--- start of Data to use ---
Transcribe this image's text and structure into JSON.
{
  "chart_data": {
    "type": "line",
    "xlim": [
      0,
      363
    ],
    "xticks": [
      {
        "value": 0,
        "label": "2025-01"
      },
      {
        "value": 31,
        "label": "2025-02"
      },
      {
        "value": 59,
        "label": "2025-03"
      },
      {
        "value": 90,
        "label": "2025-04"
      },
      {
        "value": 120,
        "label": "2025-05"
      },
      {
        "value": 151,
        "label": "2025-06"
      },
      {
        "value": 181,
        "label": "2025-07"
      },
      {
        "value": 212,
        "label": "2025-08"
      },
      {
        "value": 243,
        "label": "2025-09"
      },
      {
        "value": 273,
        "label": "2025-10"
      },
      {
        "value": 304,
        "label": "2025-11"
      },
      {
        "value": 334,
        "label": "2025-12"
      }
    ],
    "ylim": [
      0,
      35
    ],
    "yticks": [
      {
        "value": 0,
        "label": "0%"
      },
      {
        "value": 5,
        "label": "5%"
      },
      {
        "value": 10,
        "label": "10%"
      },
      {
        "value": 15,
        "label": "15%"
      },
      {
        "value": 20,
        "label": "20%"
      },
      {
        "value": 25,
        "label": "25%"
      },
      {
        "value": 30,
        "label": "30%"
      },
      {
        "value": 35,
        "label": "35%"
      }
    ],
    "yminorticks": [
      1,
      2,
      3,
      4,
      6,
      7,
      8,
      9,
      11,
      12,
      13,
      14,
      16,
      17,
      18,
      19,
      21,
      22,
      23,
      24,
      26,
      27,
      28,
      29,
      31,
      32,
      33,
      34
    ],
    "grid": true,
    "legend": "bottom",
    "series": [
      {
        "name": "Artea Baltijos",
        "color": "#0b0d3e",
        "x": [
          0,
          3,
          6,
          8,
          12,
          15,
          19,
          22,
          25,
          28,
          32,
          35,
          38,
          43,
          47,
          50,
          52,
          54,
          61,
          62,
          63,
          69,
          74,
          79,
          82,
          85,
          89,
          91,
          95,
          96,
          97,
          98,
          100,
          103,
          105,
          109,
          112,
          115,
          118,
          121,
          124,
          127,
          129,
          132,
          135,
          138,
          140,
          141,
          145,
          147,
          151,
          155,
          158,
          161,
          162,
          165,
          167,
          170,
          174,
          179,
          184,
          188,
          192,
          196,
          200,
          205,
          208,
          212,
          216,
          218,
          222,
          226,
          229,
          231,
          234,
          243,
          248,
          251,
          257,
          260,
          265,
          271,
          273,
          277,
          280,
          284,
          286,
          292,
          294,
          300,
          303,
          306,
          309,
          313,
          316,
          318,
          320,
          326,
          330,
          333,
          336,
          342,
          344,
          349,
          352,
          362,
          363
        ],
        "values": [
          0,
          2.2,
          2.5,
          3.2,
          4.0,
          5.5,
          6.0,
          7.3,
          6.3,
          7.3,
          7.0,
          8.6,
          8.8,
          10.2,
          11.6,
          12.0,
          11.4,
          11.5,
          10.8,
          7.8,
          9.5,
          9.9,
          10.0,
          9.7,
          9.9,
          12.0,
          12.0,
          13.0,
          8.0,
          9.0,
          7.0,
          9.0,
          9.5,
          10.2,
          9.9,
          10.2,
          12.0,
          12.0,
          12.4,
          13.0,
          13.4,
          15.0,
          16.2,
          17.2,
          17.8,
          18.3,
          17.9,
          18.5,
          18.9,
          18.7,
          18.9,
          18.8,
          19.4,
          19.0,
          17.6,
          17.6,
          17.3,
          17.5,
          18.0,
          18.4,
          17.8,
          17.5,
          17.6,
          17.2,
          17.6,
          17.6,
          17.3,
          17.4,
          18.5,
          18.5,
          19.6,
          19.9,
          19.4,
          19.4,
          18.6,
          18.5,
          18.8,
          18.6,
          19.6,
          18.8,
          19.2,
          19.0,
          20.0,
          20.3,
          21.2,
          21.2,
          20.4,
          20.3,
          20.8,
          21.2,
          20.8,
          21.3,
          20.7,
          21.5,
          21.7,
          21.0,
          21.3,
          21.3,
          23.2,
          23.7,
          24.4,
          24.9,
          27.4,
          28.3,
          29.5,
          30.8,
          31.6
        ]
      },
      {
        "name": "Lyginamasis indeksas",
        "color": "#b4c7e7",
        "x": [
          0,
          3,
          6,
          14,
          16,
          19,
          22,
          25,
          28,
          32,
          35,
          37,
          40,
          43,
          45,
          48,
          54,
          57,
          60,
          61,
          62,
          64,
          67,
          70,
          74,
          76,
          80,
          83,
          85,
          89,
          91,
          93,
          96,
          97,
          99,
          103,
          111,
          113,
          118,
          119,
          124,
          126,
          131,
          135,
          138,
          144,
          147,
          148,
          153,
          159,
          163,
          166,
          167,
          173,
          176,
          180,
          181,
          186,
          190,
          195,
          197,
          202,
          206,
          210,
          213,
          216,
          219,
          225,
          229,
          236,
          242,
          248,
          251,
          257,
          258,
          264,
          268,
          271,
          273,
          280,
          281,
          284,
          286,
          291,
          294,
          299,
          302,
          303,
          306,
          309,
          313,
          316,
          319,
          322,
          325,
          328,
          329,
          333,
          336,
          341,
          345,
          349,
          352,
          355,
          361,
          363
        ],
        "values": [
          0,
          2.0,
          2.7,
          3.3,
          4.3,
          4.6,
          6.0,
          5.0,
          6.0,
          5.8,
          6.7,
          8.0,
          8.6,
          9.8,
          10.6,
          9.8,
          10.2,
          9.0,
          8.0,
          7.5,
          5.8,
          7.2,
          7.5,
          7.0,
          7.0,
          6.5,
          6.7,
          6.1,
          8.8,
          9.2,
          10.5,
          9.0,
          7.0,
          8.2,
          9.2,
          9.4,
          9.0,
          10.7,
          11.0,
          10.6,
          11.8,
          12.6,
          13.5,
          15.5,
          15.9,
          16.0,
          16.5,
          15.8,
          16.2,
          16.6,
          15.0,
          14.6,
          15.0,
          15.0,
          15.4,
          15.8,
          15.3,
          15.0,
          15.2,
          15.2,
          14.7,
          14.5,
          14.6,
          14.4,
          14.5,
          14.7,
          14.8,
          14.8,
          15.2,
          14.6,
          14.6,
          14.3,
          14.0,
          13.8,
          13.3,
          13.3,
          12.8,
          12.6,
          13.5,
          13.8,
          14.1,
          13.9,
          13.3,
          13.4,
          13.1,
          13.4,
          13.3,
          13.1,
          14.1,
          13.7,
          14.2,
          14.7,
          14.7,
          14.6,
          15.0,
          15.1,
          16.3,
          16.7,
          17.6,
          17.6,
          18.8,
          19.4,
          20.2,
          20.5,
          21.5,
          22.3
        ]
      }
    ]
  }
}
--- end of Data to use ---
• **The request**
Extract the complete data, matching each line exactly.

• **Answer below**
Transcribe this image's text and structure into JSON.
{
  "chart_data": {
    "type": "line",
    "xlim": [
      0,
      363
    ],
    "xticks": [
      {
        "value": 0,
        "label": "2025-01"
      },
      {
        "value": 31,
        "label": "2025-02"
      },
      {
        "value": 59,
        "label": "2025-03"
      },
      {
        "value": 90,
        "label": "2025-04"
      },
      {
        "value": 120,
        "label": "2025-05"
      },
      {
        "value": 151,
        "label": "2025-06"
      },
      {
        "value": 181,
        "label": "2025-07"
      },
      {
        "value": 212,
        "label": "2025-08"
      },
      {
        "value": 243,
        "label": "2025-09"
      },
      {
        "value": 273,
        "label": "2025-10"
      },
      {
        "value": 304,
        "label": "2025-11"
      },
      {
        "value": 334,
        "label": "2025-12"
      }
    ],
    "ylim": [
      0,
      35
    ],
    "yticks": [
      {
        "value": 0,
        "label": "0%"
      },
      {
        "value": 5,
        "label": "5%"
      },
      {
        "value": 10,
        "label": "10%"
      },
      {
        "value": 15,
        "label": "15%"
      },
      {
        "value": 20,
        "label": "20%"
      },
      {
        "value": 25,
        "label": "25%"
      },
      {
        "value": 30,
        "label": "30%"
      },
      {
        "value": 35,
        "label": "35%"
      }
    ],
    "yminorticks": [
      1,
      2,
      3,
      4,
      6,
      7,
      8,
      9,
      11,
      12,
      13,
      14,
      16,
      17,
      18,
      19,
      21,
      22,
      23,
      24,
      26,
      27,
      28,
      29,
      31,
      32,
      33,
      34
    ],
    "grid": true,
    "legend": "bottom",
    "series": [
      {
        "name": "Artea Baltijos",
        "color": "#0b0d3e",
        "x": [
          0,
          3,
          6,
          8,
          12,
          15,
          19,
          22,
          25,
          28,
          32,
          35,
          38,
          43,
          47,
          50,
          52,
          54,
          61,
          62,
          63,
          69,
          74,
          79,
          82,
          85,
          89,
          91,
          95,
          96,
          97,
          98,
          100,
          103,
          105,
          109,
          112,
          115,
          118,
          121,
          124,
          127,
          129,
          132,
          135,
          138,
          140,
          141,
          145,
          147,
          151,
          155,
          158,
          161,
          162,
          165,
          167,
          170,
          174,
          179,
          184,
          188,
          192,
          196,
          200,
          205,
          208,
          212,
          216,
          218,
          222,
          226,
          229,
          231,
          234,
          243,
          248,
          251,
          257,
          260,
          265,
          271,
          273,
          277,
          280,
          284,
          286,
          292,
          294,
          300,
          303,
          306,
          309,
          313,
          316,
          318,
          320,
          326,
          330,
          333,
          336,
          342,
          344,
          349,
          352,
          362,
          363
        ],
        "values": [
          0,
          2.2,
          2.5,
          3.2,
          4.0,
          5.5,
          6.0,
          7.3,
          6.3,
          7.3,
          7.0,
          8.6,
          8.8,
          10.2,
          11.6,
          12.0,
          11.4,
          11.5,
          10.8,
          7.8,
          9.5,
          9.9,
          10.0,
          9.7,
          9.9,
          12.0,
          12.0,
          13.0,
          8.0,
          9.0,
          7.0,
          9.0,
          9.5,
          10.2,
          9.9,
          10.2,
          12.0,
          12.0,
          12.4,
          13.0,
          13.4,
          15.0,
          16.2,
          17.2,
          17.8,
          18.3,
          17.9,
          18.5,
          18.9,
          18.7,
          18.9,
          18.8,
          19.4,
          19.0,
          17.6,
          17.6,
          17.3,
          17.5,
          18.0,
          18.4,
          17.8,
          17.5,
          17.6,
          17.2,
          17.6,
          17.6,
          17.3,
          17.4,
          18.5,
          18.5,
          19.6,
          19.9,
          19.4,
          19.4,
          18.6,
          18.5,
          18.8,
          18.6,
          19.6,
          18.8,
          19.2,
          19.0,
          20.0,
          20.3,
          21.2,
          21.2,
          20.4,
          20.3,
          20.8,
          21.2,
          20.8,
          21.3,
          20.7,
          21.5,
          21.7,
          21.0,
          21.3,
          21.3,
          23.2,
          23.7,
          24.4,
          24.9,
          27.4,
          28.3,
          29.5,
          30.8,
          31.6
        ]
      },
      {
        "name": "Lyginamasis indeksas",
        "color": "#b4c7e7",
        "x": [
          0,
          3,
          6,
          14,
          16,
          19,
          22,
          25,
          28,
          32,
          35,
          37,
          40,
          43,
          45,
          48,
          54,
          57,
          60,
          61,
          62,
          64,
          67,
          70,
          74,
          76,
          80,
          83,
          85,
          89,
          91,
          93,
          96,
          97,
          99,
          103,
          111,
          113,
          118,
          119,
          124,
          126,
          131,
          135,
          138,
          144,
          147,
          148,
          153,
          159,
          163,
          166,
          167,
          173,
          176,
          180,
          181,
          186,
          190,
          195,
          197,
          202,
          206,
          210,
          213,
          216,
          219,
          225,
          229,
          236,
          242,
          248,
          251,
          257,
          258,
          264,
          268,
          271,
          273,
          280,
          281,
          284,
          286,
          291,
          294,
          299,
          302,
          303,
          306,
          309,
          313,
          316,
          319,
          322,
          325,
          328,
          329,
          333,
          336,
          341,
          345,
          349,
          352,
          355,
          361,
          363
        ],
        "values": [
          0,
          2.0,
          2.7,
          3.3,
          4.3,
          4.6,
          6.0,
          5.0,
          6.0,
          5.8,
          6.7,
          8.0,
          8.6,
          9.8,
          10.6,
          9.8,
          10.2,
          9.0,
          8.0,
          7.5,
          5.8,
          7.2,
          7.5,
          7.0,
          7.0,
          6.5,
          6.7,
          6.1,
          8.8,
          9.2,
          10.5,
          9.0,
          7.0,
          8.2,
          9.2,
          9.4,
          9.0,
          10.7,
          11.0,
          10.6,
          11.8,
          12.6,
          13.5,
          15.5,
          15.9,
          16.0,
          16.5,
          15.8,
          16.2,
          16.6,
          15.0,
          14.6,
          15.0,
          15.0,
          15.4,
          15.8,
          15.3,
          15.0,
          15.2,
          15.2,
          14.7,
          14.5,
          14.6,
          14.4,
          14.5,
          14.7,
          14.8,
          14.8,
          15.2,
          14.6,
          14.6,
          14.3,
          14.0,
          13.8,
          13.3,
          13.3,
          12.8,
          12.6,
          13.5,
          13.8,
          14.1,
          13.9,
          13.3,
          13.4,
          13.1,
          13.4,
          13.3,
          13.1,
          14.1,
          13.7,
          14.2,
          14.7,
          14.7,
          14.6,
          15.0,
          15.1,
          16.3,
          16.7,
          17.6,
          17.6,
          18.8,
          19.4,
          20.2,
          20.5,
          21.5,
          22.3
        ]
      }
    ]
  }
}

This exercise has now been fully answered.